• Your objective: Find the lines below that contain the string "票务一级市场的不足". Copy each one.

Records about charts and figures
================================

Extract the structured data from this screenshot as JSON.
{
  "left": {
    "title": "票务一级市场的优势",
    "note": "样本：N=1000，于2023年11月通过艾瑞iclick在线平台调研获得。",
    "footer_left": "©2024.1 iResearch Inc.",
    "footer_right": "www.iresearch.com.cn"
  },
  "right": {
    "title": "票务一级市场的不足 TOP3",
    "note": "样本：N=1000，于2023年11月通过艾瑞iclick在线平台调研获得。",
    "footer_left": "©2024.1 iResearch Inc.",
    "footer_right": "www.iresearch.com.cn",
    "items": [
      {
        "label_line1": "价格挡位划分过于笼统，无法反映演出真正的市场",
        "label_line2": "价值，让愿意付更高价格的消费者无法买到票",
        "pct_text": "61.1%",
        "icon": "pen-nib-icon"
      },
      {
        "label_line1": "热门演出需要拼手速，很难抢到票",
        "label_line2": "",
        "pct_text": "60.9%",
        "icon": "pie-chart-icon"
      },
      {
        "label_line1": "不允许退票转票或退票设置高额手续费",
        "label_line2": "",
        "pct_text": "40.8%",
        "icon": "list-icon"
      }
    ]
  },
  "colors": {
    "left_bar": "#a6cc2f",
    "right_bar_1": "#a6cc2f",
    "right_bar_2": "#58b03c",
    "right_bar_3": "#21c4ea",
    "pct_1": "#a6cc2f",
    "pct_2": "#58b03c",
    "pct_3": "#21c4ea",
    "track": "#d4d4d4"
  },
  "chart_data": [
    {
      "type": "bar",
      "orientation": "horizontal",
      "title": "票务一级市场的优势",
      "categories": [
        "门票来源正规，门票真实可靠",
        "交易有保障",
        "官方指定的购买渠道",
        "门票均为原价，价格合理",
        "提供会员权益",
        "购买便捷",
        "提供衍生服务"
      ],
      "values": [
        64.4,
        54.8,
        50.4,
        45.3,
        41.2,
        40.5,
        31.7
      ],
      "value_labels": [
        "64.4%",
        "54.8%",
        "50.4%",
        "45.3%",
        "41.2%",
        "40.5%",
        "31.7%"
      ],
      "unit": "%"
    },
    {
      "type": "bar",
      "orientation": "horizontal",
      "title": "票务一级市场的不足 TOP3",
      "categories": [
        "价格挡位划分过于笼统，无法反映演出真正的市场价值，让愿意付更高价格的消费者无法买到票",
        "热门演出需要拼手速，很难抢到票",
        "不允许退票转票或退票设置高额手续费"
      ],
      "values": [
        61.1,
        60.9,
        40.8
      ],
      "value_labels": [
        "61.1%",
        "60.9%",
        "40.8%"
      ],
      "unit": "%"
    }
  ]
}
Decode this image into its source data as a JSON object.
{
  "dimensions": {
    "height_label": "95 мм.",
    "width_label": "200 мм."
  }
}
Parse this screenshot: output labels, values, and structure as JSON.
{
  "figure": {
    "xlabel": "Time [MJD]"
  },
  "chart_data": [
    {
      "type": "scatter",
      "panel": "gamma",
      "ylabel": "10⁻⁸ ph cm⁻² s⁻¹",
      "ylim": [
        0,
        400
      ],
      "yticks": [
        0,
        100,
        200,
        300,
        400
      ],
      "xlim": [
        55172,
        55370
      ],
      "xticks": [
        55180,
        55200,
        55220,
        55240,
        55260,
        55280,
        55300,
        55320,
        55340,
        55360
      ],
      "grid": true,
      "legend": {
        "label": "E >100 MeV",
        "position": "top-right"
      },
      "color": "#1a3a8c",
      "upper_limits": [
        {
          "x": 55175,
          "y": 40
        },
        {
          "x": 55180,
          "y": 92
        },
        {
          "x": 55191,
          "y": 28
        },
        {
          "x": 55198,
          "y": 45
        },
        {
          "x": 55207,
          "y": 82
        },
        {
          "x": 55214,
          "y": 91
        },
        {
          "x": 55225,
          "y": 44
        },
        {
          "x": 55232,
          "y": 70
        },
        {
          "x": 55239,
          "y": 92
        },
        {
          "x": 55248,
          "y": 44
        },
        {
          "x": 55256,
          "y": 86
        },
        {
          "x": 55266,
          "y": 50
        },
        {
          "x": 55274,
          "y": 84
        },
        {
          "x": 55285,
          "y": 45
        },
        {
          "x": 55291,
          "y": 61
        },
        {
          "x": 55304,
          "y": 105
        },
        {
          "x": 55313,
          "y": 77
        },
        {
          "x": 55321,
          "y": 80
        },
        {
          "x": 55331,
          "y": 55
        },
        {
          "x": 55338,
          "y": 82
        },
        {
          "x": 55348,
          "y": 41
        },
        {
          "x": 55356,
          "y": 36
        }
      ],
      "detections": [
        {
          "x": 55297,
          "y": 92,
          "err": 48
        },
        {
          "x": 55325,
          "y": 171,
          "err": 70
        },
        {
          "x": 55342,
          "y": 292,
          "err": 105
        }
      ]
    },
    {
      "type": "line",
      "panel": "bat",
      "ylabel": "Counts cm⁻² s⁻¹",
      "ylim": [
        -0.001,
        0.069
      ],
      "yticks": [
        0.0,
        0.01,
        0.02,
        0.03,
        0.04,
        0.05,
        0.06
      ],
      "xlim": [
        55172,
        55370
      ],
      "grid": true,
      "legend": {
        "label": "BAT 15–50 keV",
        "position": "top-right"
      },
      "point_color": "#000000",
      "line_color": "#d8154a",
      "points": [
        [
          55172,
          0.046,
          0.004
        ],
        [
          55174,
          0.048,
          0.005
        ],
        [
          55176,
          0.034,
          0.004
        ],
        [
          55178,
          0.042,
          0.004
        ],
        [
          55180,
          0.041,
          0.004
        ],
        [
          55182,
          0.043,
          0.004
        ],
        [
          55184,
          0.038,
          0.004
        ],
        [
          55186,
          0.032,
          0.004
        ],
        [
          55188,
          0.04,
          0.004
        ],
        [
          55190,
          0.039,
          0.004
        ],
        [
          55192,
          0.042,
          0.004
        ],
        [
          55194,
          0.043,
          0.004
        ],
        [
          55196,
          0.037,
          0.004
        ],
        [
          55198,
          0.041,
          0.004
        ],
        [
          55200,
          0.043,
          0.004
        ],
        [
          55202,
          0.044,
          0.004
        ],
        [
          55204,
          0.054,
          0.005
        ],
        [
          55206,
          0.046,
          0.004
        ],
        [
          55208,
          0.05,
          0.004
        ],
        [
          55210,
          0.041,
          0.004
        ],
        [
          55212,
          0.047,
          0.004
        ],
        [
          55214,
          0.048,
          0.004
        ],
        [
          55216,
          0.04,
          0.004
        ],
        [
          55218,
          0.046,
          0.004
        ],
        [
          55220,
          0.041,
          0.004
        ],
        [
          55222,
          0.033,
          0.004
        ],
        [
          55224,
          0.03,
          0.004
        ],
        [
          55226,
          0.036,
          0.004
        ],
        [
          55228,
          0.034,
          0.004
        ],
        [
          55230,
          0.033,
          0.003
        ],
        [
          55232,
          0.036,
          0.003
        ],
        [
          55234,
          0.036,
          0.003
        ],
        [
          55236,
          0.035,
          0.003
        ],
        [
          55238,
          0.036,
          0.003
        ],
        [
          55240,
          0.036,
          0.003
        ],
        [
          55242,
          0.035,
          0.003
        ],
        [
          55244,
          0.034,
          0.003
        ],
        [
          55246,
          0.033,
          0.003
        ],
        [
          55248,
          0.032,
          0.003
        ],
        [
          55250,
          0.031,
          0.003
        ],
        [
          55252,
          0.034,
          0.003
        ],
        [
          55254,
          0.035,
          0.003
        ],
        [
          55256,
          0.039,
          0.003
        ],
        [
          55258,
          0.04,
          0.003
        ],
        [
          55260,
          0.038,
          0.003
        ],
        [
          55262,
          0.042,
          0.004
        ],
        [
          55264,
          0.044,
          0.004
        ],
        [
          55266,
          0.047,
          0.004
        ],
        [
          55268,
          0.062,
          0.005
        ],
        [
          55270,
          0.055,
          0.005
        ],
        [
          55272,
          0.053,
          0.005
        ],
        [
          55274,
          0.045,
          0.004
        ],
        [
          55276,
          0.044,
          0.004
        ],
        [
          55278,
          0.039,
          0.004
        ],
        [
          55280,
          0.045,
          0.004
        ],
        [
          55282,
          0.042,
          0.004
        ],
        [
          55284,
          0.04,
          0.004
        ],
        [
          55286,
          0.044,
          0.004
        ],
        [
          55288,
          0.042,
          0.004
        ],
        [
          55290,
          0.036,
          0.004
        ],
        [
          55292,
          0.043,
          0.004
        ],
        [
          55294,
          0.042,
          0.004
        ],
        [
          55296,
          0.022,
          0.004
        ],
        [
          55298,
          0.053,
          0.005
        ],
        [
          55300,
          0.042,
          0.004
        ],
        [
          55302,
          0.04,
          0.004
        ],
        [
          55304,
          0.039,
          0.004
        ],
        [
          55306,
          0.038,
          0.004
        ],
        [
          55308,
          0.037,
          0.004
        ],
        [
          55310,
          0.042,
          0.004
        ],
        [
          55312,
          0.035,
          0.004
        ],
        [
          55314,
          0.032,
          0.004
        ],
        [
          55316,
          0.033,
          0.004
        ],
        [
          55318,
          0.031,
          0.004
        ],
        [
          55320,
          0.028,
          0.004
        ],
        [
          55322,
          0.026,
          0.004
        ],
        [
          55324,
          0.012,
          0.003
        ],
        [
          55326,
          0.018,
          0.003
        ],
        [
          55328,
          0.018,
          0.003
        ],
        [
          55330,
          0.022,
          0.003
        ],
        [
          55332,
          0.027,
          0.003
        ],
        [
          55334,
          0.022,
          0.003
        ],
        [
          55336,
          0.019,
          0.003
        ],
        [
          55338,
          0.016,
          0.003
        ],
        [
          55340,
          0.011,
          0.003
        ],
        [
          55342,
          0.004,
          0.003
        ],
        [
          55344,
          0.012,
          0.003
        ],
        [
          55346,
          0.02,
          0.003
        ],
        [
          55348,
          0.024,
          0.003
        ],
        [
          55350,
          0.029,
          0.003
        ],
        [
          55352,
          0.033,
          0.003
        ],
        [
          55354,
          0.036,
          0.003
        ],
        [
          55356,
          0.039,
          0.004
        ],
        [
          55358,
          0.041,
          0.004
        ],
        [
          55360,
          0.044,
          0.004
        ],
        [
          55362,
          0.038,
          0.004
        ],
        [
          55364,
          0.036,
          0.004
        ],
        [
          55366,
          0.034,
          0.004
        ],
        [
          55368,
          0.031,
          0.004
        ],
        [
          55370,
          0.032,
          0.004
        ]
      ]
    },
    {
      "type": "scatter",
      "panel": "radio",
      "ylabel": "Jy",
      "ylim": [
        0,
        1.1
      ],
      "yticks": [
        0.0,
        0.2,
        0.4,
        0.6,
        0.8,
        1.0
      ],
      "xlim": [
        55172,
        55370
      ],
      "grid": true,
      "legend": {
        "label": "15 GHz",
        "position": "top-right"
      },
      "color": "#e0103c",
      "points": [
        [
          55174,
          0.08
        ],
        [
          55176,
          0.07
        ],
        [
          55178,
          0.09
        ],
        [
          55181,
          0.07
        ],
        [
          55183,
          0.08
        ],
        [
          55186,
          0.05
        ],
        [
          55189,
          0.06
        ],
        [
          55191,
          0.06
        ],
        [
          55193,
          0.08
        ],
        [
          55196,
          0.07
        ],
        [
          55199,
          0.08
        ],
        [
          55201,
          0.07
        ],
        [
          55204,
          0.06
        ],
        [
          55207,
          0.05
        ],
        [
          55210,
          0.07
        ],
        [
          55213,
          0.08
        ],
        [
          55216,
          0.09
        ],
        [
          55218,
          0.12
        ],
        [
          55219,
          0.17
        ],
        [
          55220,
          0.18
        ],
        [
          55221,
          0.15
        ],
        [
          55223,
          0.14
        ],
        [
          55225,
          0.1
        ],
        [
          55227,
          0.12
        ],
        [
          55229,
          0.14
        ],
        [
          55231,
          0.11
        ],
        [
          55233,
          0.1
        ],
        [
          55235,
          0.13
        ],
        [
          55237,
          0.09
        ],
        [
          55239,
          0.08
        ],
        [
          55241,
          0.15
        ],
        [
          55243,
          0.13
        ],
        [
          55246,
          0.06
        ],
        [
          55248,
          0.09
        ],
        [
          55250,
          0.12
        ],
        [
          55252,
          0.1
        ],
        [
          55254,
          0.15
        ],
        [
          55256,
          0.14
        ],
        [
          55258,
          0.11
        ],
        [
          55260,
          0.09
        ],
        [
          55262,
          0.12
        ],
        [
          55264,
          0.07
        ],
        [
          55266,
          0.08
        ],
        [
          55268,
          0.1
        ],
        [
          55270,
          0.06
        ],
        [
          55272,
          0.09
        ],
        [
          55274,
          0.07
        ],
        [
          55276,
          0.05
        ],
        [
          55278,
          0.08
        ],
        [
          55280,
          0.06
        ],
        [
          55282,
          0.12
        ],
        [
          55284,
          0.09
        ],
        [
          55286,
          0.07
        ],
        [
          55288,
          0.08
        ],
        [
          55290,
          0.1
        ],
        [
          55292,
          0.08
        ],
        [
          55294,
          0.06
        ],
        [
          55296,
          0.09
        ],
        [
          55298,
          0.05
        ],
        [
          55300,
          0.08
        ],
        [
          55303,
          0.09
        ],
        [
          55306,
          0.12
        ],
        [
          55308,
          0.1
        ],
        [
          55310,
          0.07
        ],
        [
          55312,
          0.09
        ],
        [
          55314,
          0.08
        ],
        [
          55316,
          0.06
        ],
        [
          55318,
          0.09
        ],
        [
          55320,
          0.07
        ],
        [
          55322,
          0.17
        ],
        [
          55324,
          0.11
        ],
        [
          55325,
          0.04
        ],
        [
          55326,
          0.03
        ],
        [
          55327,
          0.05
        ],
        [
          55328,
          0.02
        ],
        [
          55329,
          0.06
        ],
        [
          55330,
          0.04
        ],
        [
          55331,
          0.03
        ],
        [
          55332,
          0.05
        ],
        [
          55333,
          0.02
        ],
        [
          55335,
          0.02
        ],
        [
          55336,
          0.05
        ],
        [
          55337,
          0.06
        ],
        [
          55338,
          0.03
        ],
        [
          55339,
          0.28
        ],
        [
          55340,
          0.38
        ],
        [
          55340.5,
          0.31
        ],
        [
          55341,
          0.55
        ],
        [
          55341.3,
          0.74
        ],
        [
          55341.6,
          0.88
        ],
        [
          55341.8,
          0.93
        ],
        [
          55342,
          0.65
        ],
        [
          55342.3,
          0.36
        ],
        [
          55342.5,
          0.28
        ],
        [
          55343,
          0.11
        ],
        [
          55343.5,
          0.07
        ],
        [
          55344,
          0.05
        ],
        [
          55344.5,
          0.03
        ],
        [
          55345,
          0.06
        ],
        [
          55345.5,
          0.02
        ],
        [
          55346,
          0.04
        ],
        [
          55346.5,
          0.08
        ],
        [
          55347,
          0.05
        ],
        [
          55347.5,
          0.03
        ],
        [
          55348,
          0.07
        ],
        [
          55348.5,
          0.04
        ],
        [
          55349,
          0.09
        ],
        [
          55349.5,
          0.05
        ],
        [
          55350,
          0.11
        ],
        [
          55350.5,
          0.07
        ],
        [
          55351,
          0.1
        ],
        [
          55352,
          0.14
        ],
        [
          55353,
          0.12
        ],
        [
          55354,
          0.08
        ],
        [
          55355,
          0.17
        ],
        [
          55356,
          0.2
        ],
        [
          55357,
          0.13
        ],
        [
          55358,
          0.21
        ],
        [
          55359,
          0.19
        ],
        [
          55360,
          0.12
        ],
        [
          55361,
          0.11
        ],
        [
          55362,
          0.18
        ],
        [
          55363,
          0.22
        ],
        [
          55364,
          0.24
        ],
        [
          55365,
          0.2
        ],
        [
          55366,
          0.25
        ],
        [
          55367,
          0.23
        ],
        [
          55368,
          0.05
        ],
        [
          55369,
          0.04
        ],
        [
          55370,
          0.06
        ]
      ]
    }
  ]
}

================================

• Written solution:
    "title": "票务一级市场的不足 TOP3",
      "title": "票务一级市场的不足 TOP3",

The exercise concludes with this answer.